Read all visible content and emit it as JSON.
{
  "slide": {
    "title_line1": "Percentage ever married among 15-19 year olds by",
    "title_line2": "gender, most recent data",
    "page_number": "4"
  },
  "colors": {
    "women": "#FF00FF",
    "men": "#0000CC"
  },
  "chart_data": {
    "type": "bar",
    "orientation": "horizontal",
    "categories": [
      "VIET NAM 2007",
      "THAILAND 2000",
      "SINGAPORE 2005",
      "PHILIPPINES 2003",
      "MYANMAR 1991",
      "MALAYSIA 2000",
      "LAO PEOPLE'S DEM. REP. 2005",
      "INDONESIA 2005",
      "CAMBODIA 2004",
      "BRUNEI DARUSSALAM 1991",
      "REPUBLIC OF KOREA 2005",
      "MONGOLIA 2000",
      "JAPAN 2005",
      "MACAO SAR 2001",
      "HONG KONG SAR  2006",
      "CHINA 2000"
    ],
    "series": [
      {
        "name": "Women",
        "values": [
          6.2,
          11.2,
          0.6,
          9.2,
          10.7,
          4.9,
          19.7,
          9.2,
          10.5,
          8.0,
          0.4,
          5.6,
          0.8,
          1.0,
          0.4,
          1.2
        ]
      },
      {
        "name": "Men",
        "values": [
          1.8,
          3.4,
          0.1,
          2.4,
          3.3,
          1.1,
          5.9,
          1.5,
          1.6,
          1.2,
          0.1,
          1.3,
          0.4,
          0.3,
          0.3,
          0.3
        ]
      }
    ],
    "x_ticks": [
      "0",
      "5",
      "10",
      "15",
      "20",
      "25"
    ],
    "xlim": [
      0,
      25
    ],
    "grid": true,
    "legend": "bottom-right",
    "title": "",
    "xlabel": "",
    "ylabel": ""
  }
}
-------------------------
■ **WHAT THE TASK ASKS**:
Set down the material above again, word for word.

■ **THE SOLUTION**:
Read all visible content and emit it as JSON.
{
  "slide": {
    "title_line1": "Percentage ever married among 15-19 year olds by",
    "title_line2": "gender, most recent data",
    "page_number": "4"
  },
  "colors": {
    "women": "#FF00FF",
    "men": "#0000CC"
  },
  "chart_data": {
    "type": "bar",
    "orientation": "horizontal",
    "categories": [
      "VIET NAM 2007",
      "THAILAND 2000",
      "SINGAPORE 2005",
      "PHILIPPINES 2003",
      "MYANMAR 1991",
      "MALAYSIA 2000",
      "LAO PEOPLE'S DEM. REP. 2005",
      "INDONESIA 2005",
      "CAMBODIA 2004",
      "BRUNEI DARUSSALAM 1991",
      "REPUBLIC OF KOREA 2005",
      "MONGOLIA 2000",
      "JAPAN 2005",
      "MACAO SAR 2001",
      "HONG KONG SAR  2006",
      "CHINA 2000"
    ],
    "series": [
      {
        "name": "Women",
        "values": [
          6.2,
          11.2,
          0.6,
          9.2,
          10.7,
          4.9,
          19.7,
          9.2,
          10.5,
          8.0,
          0.4,
          5.6,
          0.8,
          1.0,
          0.4,
          1.2
        ]
      },
      {
        "name": "Men",
        "values": [
          1.8,
          3.4,
          0.1,
          2.4,
          3.3,
          1.1,
          5.9,
          1.5,
          1.6,
          1.2,
          0.1,
          1.3,
          0.4,
          0.3,
          0.3,
          0.3
        ]
      }
    ],
    "x_ticks": [
      "0",
      "5",
      "10",
      "15",
      "20",
      "25"
    ],
    "xlim": [
      0,
      25
    ],
    "grid": true,
    "legend": "bottom-right",
    "title": "",
    "xlabel": "",
    "ylabel": ""
  }
}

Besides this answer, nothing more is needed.